### What the task requires
Identify and pull out each line of the entries in which "Tracer" occurs.

-- start of Provided data --

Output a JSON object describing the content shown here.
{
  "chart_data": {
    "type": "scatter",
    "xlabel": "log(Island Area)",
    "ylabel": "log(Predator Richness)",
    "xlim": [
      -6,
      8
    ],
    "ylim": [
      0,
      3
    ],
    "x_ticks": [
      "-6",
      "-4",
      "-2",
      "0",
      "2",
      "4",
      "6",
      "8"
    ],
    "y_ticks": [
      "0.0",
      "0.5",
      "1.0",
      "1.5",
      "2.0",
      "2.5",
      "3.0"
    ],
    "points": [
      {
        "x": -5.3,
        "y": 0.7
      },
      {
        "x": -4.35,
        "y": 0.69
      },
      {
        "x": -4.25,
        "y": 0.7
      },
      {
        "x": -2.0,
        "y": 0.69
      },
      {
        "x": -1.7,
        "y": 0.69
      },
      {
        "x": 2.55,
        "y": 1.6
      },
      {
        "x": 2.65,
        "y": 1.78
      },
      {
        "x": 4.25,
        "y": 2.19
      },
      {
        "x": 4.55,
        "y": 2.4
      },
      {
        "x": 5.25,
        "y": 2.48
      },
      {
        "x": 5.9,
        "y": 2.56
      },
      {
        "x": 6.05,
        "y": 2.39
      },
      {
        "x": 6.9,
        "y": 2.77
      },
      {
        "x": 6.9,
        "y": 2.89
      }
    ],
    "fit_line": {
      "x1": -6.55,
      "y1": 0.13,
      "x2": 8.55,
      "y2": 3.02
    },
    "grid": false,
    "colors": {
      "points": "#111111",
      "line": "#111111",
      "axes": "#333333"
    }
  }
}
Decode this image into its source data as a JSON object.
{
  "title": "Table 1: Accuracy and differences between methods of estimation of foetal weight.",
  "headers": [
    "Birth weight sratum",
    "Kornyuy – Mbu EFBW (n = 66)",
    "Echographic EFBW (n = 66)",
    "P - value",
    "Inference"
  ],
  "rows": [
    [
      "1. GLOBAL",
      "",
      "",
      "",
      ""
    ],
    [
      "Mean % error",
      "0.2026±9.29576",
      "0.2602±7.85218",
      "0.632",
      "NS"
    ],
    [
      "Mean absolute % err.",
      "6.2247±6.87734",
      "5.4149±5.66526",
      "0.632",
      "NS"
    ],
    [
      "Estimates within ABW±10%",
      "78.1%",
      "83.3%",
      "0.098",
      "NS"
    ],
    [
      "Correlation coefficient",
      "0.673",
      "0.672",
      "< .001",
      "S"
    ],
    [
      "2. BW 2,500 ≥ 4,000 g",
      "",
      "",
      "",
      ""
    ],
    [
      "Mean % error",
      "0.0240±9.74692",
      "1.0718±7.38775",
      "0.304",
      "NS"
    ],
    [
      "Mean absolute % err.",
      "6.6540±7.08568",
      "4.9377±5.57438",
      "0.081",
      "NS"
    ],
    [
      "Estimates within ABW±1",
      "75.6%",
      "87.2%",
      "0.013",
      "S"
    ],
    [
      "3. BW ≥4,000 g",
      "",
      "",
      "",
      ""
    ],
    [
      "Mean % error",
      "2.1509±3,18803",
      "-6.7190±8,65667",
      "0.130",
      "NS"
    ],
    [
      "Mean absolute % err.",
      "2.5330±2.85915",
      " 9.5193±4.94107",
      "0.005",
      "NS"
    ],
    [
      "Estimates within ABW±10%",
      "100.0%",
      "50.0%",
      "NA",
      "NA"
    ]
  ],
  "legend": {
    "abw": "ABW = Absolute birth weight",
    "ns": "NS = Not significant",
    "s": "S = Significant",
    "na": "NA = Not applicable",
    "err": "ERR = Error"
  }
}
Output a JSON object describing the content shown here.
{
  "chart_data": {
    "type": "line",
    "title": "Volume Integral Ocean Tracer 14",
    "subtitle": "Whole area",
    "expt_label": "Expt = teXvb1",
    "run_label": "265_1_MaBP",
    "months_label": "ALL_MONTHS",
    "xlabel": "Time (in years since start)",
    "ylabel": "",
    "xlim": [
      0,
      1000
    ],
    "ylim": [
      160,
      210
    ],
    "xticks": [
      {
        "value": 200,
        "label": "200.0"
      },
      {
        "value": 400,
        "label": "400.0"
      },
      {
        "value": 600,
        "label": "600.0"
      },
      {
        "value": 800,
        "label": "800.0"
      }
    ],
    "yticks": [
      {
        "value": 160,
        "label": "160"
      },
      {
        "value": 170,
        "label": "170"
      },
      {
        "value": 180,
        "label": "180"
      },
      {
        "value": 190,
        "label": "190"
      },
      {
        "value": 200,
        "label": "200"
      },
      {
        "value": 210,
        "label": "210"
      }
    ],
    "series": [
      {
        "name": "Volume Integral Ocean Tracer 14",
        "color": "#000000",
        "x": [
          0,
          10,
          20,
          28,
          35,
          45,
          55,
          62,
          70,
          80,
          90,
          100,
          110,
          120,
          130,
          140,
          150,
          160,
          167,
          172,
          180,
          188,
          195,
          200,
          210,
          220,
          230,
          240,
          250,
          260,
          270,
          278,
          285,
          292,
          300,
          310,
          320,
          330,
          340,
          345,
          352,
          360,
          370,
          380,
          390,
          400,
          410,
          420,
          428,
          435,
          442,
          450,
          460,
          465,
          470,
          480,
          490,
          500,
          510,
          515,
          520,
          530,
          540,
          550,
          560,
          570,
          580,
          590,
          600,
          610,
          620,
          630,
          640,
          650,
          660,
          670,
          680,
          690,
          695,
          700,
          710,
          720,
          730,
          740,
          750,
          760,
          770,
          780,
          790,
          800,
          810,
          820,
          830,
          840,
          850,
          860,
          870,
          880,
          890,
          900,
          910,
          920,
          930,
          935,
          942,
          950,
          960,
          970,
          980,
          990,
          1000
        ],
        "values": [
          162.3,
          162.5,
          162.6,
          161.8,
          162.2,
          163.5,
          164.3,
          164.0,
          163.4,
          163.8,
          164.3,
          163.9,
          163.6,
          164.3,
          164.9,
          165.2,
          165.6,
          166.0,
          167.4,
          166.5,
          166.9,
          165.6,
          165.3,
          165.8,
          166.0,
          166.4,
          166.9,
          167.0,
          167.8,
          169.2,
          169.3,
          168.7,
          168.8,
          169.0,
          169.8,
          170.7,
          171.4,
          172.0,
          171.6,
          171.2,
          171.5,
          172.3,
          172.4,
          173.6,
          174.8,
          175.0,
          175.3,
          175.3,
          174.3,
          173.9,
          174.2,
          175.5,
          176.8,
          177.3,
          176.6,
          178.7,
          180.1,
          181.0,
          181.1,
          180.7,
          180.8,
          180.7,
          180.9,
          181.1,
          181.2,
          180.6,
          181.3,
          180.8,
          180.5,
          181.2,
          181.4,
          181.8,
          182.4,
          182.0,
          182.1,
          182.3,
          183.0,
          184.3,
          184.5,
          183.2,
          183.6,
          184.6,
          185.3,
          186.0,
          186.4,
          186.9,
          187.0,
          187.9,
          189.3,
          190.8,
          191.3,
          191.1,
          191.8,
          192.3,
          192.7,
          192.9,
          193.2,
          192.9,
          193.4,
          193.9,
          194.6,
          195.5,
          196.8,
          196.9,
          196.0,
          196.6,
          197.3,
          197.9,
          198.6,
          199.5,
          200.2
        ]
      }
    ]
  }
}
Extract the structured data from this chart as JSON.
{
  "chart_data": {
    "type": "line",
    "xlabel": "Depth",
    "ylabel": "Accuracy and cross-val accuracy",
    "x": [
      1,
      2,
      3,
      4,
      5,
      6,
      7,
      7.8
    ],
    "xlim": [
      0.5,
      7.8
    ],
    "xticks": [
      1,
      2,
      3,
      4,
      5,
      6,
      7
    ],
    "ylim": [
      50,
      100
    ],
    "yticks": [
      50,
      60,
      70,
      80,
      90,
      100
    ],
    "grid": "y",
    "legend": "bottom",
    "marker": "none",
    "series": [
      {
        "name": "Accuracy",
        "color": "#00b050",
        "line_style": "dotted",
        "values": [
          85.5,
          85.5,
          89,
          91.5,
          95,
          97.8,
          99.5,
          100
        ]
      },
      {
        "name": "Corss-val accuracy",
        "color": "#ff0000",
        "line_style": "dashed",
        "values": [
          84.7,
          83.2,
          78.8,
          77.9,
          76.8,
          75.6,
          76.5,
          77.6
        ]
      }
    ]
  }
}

-- end of Provided data --

### Exercise output
    "title": "Volume Integral Ocean Tracer 14",
        "name": "Volume Integral Ocean Tracer 14",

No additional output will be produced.